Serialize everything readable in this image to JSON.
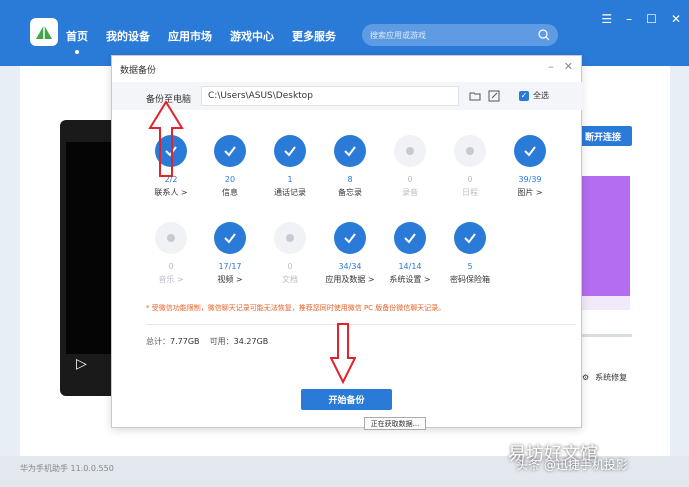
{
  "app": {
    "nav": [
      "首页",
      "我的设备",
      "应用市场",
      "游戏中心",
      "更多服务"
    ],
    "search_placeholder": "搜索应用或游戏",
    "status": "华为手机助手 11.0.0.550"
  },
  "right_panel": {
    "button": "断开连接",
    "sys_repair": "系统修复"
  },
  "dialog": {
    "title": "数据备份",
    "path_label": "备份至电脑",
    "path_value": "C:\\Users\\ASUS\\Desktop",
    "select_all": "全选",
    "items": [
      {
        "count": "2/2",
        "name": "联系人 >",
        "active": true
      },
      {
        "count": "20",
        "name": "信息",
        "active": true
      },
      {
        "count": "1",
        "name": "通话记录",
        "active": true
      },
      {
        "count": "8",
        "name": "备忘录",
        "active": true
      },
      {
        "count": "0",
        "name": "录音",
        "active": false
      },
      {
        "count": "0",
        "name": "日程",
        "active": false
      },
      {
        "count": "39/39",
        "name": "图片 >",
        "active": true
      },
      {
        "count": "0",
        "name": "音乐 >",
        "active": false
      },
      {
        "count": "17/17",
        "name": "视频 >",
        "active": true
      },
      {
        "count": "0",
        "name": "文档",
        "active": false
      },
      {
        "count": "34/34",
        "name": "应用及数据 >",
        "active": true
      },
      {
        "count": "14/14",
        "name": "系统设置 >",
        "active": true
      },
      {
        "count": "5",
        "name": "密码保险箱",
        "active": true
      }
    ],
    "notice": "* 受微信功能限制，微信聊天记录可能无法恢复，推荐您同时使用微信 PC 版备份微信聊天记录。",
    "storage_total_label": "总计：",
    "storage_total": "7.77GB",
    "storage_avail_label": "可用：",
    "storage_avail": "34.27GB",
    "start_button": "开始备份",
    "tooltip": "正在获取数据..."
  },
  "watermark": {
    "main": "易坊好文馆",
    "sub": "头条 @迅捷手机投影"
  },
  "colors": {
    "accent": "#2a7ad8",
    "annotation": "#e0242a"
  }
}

━━━━━━━━━━━━━━━━

## EXERCISE INSTRUCTIONS
Pictures stay out; repeat all the rest of the records exactly.

## FINISHED ANSWER
Serialize everything readable in this image to JSON.
{
  "app": {
    "nav": [
      "首页",
      "我的设备",
      "应用市场",
      "游戏中心",
      "更多服务"
    ],
    "search_placeholder": "搜索应用或游戏",
    "status": "华为手机助手 11.0.0.550"
  },
  "right_panel": {
    "button": "断开连接",
    "sys_repair": "系统修复"
  },
  "dialog": {
    "title": "数据备份",
    "path_label": "备份至电脑",
    "path_value": "C:\\Users\\ASUS\\Desktop",
    "select_all": "全选",
    "items": [
      {
        "count": "2/2",
        "name": "联系人 >",
        "active": true
      },
      {
        "count": "20",
        "name": "信息",
        "active": true
      },
      {
        "count": "1",
        "name": "通话记录",
        "active": true
      },
      {
        "count": "8",
        "name": "备忘录",
        "active": true
      },
      {
        "count": "0",
        "name": "录音",
        "active": false
      },
      {
        "count": "0",
        "name": "日程",
        "active": false
      },
      {
        "count": "39/39",
        "name": "图片 >",
        "active": true
      },
      {
        "count": "0",
        "name": "音乐 >",
        "active": false
      },
      {
        "count": "17/17",
        "name": "视频 >",
        "active": true
      },
      {
        "count": "0",
        "name": "文档",
        "active": false
      },
      {
        "count": "34/34",
        "name": "应用及数据 >",
        "active": true
      },
      {
        "count": "14/14",
        "name": "系统设置 >",
        "active": true
      },
      {
        "count": "5",
        "name": "密码保险箱",
        "active": true
      }
    ],
    "notice": "* 受微信功能限制，微信聊天记录可能无法恢复，推荐您同时使用微信 PC 版备份微信聊天记录。",
    "storage_total_label": "总计：",
    "storage_total": "7.77GB",
    "storage_avail_label": "可用：",
    "storage_avail": "34.27GB",
    "start_button": "开始备份",
    "tooltip": "正在获取数据..."
  },
  "watermark": {
    "main": "易坊好文馆",
    "sub": "头条 @迅捷手机投影"
  },
  "colors": {
    "accent": "#2a7ad8",
    "annotation": "#e0242a"
  }
}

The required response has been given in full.